• _Exercise task_
Could you extract every entry below and reproduce it exactly?

(Stored dataset items)
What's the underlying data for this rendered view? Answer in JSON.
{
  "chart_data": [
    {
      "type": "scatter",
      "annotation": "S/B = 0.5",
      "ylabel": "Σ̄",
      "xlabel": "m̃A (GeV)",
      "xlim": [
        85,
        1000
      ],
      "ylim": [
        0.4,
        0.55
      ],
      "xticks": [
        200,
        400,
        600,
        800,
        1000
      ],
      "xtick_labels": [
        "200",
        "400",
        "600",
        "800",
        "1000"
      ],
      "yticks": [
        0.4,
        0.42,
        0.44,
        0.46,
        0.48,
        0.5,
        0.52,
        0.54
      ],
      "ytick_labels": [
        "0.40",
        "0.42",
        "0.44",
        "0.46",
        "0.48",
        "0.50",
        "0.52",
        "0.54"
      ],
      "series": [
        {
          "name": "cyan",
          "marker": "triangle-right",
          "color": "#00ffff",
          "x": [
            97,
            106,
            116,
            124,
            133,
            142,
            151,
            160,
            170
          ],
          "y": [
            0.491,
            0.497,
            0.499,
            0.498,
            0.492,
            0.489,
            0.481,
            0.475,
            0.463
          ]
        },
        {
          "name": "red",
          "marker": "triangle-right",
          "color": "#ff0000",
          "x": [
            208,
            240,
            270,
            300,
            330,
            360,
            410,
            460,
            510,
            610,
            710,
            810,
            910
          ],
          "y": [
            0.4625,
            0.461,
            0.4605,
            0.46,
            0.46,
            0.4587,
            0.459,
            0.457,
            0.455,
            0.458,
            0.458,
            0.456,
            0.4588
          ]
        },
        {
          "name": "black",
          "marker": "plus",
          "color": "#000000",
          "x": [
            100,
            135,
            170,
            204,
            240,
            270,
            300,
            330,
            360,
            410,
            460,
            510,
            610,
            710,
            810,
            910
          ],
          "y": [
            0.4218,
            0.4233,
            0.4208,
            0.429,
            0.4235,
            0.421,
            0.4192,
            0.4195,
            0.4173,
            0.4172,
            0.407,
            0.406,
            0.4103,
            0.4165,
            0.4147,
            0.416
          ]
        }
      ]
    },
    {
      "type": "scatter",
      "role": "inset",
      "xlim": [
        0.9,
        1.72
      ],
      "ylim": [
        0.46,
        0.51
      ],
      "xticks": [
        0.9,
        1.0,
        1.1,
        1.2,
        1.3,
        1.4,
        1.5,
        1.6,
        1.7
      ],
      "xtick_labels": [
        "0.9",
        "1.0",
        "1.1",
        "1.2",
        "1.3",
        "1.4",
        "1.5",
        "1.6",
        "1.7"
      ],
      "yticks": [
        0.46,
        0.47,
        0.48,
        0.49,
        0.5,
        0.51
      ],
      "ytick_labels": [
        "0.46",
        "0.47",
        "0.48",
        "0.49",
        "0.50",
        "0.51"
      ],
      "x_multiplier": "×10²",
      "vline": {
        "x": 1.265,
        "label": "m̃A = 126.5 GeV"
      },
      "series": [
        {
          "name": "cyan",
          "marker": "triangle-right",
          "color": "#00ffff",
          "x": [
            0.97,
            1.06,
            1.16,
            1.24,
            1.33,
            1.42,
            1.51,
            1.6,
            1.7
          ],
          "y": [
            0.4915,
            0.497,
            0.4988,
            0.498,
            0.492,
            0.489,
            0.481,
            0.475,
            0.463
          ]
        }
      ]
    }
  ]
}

• _The answer_
What's the underlying data for this rendered view? Answer in JSON.
{
  "chart_data": [
    {
      "type": "scatter",
      "annotation": "S/B = 0.5",
      "ylabel": "Σ̄",
      "xlabel": "m̃A (GeV)",
      "xlim": [
        85,
        1000
      ],
      "ylim": [
        0.4,
        0.55
      ],
      "xticks": [
        200,
        400,
        600,
        800,
        1000
      ],
      "xtick_labels": [
        "200",
        "400",
        "600",
        "800",
        "1000"
      ],
      "yticks": [
        0.4,
        0.42,
        0.44,
        0.46,
        0.48,
        0.5,
        0.52,
        0.54
      ],
      "ytick_labels": [
        "0.40",
        "0.42",
        "0.44",
        "0.46",
        "0.48",
        "0.50",
        "0.52",
        "0.54"
      ],
      "series": [
        {
          "name": "cyan",
          "marker": "triangle-right",
          "color": "#00ffff",
          "x": [
            97,
            106,
            116,
            124,
            133,
            142,
            151,
            160,
            170
          ],
          "y": [
            0.491,
            0.497,
            0.499,
            0.498,
            0.492,
            0.489,
            0.481,
            0.475,
            0.463
          ]
        },
        {
          "name": "red",
          "marker": "triangle-right",
          "color": "#ff0000",
          "x": [
            208,
            240,
            270,
            300,
            330,
            360,
            410,
            460,
            510,
            610,
            710,
            810,
            910
          ],
          "y": [
            0.4625,
            0.461,
            0.4605,
            0.46,
            0.46,
            0.4587,
            0.459,
            0.457,
            0.455,
            0.458,
            0.458,
            0.456,
            0.4588
          ]
        },
        {
          "name": "black",
          "marker": "plus",
          "color": "#000000",
          "x": [
            100,
            135,
            170,
            204,
            240,
            270,
            300,
            330,
            360,
            410,
            460,
            510,
            610,
            710,
            810,
            910
          ],
          "y": [
            0.4218,
            0.4233,
            0.4208,
            0.429,
            0.4235,
            0.421,
            0.4192,
            0.4195,
            0.4173,
            0.4172,
            0.407,
            0.406,
            0.4103,
            0.4165,
            0.4147,
            0.416
          ]
        }
      ]
    },
    {
      "type": "scatter",
      "role": "inset",
      "xlim": [
        0.9,
        1.72
      ],
      "ylim": [
        0.46,
        0.51
      ],
      "xticks": [
        0.9,
        1.0,
        1.1,
        1.2,
        1.3,
        1.4,
        1.5,
        1.6,
        1.7
      ],
      "xtick_labels": [
        "0.9",
        "1.0",
        "1.1",
        "1.2",
        "1.3",
        "1.4",
        "1.5",
        "1.6",
        "1.7"
      ],
      "yticks": [
        0.46,
        0.47,
        0.48,
        0.49,
        0.5,
        0.51
      ],
      "ytick_labels": [
        "0.46",
        "0.47",
        "0.48",
        "0.49",
        "0.50",
        "0.51"
      ],
      "x_multiplier": "×10²",
      "vline": {
        "x": 1.265,
        "label": "m̃A = 126.5 GeV"
      },
      "series": [
        {
          "name": "cyan",
          "marker": "triangle-right",
          "color": "#00ffff",
          "x": [
            0.97,
            1.06,
            1.16,
            1.24,
            1.33,
            1.42,
            1.51,
            1.6,
            1.7
          ],
          "y": [
            0.4915,
            0.497,
            0.4988,
            0.498,
            0.492,
            0.489,
            0.481,
            0.475,
            0.463
          ]
        }
      ]
    }
  ]
}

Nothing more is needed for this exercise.